Documento di origine:
..............................
Musicalmente l’intero album è costituito nella sua interezza da distorsioni e rumori chitarristici suonati a differenti velocità e senza la benché minima concessione melodica o alla forma canzone classica. Una cacofonia sonora che va avanti per più di un’ora senza ritmo, melodia o qualsiasi struttura formale, con solamente pochi secondi di pausa tra una parte e l’altra. Le chitarre sono accordate in maniera inusuale e suonate su diversi livelli di riverbero fino a renderle irriconoscibili. Quindi appoggiate contro gli amplificatori e “letteralmente” lasciate suonare da sole. Reed registrò l’album su un registratore a quattro piste nel suo appartamento di New York, mixando le quattro tracce in stereo.

Nella sua forma originaria, ogni traccia occupava una intera facciata d’album e durava esattamente sedici minuti e un secondo.

Con un espediente tecnico, nel formato su vinile (in CD non poteva essere replicato), l’LP continua a suonare all’infinito quando arriva sull’ultimo solco, costringendo l’ascoltatore a togliere la puntina manualmente per far terminare l’album.

Come nasce Metal Machine Music

Una grossa influenza sul lavoro di Reed, e una fonte importante per capire la serietà degli intenti profusi dall’artista nel disco, furono le sperimentazioni sonore di metà anni sessanta compiute dal Theatre of Eternal Music di La Monte Young (i cui membri includevano John Cale, Tony Conrad, Angus MacLise e Marian Zazeela). Sia Cale che MacLise furono membri anche dei The Velvet Underground (MacLise lasciò prima che il gruppo incidesse il suo primo LP).

Le discordanti note sostenute e l’alta amplificazione delle composizioni del Theatre of Eternal Music avrebbero influenzato i futuri contributi di Cale al primo sound dei Velvet Underground. La recente ristampa di lavori di Cale e Conrad risalenti alla metà degli anni sessanta, come la serie Inside the Dream Syndicate di Cale testimoniano la forte influenza che questi lavori sperimentali ebbero sull’opera di Reed dieci anni dopo, e che sfociarono nel caos apparentemente disorganizzato di Metal Machine Music.
..............................
Record dei dati:
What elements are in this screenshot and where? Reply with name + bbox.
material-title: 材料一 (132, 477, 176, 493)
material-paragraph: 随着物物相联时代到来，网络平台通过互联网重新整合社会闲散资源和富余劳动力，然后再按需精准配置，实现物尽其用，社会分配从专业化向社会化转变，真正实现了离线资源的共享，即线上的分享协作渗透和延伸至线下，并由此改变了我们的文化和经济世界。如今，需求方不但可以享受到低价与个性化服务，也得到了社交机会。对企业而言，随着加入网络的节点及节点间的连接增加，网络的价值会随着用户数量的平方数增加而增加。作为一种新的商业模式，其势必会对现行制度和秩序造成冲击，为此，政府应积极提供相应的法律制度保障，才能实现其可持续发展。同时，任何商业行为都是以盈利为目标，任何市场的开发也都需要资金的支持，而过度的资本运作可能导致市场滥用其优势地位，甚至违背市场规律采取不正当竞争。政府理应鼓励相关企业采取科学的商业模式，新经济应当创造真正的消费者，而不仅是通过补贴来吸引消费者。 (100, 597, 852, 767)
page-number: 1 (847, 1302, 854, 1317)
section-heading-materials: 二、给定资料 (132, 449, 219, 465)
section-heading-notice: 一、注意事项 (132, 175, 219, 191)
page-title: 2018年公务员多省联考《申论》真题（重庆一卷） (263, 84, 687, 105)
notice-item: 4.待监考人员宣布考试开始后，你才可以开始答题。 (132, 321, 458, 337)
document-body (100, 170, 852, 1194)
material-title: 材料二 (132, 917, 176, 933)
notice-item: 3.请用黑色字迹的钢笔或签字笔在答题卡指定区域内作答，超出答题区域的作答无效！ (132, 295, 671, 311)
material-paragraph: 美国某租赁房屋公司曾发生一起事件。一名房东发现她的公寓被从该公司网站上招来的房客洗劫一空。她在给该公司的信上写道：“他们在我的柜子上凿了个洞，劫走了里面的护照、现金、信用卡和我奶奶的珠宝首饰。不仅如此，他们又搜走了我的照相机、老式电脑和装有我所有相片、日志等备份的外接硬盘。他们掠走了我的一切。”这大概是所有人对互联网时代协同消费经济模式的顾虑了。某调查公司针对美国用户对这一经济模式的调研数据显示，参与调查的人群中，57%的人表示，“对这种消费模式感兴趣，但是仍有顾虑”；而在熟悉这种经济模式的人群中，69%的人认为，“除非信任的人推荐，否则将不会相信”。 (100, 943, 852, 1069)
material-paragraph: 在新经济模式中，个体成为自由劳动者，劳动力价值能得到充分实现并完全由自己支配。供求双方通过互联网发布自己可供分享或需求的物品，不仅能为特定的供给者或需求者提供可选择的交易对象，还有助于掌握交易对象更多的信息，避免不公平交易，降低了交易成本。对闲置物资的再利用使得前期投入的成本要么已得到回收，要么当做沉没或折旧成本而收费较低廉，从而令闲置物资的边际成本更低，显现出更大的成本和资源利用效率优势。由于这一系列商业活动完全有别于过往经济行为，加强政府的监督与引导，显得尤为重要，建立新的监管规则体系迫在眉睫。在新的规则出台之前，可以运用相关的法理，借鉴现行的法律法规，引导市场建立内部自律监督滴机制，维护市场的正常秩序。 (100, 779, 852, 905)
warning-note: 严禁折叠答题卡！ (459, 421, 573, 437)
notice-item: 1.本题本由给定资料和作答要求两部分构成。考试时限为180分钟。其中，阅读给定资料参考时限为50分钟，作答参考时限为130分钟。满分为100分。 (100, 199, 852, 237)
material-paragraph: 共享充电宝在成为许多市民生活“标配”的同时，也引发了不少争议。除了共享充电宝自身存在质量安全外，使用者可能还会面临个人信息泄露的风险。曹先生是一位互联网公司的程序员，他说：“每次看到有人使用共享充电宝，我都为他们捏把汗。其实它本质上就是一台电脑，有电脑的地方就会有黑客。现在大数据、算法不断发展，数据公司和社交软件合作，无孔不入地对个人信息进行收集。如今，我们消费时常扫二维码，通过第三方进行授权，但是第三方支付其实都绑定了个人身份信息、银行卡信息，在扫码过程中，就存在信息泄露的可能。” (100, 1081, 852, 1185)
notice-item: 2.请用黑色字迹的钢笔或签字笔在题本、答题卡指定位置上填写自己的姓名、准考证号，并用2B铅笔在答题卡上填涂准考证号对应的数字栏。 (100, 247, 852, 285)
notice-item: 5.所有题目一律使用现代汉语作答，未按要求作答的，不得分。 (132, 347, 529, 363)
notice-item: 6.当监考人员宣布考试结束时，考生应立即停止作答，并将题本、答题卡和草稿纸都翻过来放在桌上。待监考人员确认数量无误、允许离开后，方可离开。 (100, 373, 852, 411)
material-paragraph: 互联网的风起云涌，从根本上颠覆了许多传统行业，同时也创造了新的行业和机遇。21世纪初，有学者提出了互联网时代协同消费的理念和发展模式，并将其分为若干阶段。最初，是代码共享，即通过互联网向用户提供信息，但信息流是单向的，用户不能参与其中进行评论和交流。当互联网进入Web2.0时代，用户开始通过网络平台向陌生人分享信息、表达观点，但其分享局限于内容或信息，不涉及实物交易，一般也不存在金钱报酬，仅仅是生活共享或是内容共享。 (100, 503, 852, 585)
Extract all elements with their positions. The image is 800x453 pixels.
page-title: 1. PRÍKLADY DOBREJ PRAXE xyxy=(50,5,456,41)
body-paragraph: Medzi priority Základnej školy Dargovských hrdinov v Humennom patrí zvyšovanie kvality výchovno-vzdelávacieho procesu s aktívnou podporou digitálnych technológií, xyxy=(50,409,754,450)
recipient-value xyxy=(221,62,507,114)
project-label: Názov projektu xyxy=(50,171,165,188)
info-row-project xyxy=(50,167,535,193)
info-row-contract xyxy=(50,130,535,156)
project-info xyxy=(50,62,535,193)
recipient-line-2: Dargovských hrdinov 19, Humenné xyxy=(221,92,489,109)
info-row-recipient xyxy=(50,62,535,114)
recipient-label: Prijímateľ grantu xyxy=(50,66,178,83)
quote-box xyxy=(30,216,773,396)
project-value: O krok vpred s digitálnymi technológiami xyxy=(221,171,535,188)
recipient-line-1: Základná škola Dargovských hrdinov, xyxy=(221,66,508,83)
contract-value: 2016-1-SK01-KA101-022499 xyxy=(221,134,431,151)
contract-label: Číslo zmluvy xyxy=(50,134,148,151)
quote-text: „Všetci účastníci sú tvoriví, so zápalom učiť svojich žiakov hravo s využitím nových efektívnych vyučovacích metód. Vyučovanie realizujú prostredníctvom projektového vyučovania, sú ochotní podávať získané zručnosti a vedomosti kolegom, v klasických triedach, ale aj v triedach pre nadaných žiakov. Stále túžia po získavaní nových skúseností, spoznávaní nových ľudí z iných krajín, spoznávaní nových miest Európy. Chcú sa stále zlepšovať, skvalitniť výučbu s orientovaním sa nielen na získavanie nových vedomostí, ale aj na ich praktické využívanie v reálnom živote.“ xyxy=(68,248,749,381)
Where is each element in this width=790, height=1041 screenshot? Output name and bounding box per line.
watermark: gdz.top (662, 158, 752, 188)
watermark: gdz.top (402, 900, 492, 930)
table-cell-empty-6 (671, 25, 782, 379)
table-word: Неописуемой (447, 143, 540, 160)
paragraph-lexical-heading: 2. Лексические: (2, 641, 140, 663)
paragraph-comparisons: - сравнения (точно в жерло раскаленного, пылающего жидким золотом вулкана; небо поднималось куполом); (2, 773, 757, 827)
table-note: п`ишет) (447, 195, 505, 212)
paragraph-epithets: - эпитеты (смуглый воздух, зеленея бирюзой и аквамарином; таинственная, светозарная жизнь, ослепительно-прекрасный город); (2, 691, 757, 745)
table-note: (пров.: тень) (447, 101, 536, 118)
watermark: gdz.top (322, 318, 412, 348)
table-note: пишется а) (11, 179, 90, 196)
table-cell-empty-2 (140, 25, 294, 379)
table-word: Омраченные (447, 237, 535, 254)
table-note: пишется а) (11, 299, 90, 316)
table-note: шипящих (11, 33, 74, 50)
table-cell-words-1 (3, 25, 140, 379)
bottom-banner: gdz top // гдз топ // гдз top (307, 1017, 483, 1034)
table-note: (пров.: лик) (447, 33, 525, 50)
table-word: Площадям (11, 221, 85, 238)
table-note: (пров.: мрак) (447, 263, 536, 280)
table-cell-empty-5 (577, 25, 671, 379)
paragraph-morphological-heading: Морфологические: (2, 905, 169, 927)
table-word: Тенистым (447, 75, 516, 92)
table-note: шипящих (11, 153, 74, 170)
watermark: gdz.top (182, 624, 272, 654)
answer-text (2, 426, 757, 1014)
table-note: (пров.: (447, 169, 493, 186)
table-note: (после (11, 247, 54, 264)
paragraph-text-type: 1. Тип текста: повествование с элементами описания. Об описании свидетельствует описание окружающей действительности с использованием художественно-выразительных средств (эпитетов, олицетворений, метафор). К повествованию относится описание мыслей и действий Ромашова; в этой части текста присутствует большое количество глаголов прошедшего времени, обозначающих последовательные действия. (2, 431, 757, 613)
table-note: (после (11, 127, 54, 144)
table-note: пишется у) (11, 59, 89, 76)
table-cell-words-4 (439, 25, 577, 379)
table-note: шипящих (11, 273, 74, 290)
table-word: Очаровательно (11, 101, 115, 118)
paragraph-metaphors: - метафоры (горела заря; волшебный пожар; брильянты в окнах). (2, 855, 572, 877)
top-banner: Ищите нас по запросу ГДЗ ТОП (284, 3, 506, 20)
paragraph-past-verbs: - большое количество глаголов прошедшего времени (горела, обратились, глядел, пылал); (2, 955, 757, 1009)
..............................
Consegna 1:
Elenca tutti i membri del Theatre of Eternal Music nominati nel testo su Metal Machine Music.
Consegna 2:
Ripeti parola per parola il brano del testo su Metal Machine Music che comincia con "Con un espediente" e prosegue fino a "far terminare l’album.".
I record provengono da una fonte diversa.

Risposta 1:
John Cale, Tony Conrad, Angus MacLise, Marian Zazeela

Risposta 2:
Con un espediente tecnico, nel formato su vinile (in CD non poteva essere replicato), l’LP continua a suonare all’infinito quando arriva sull’ultimo solco, costringendo l’ascoltatore a togliere la puntina manualmente per far terminare l’album.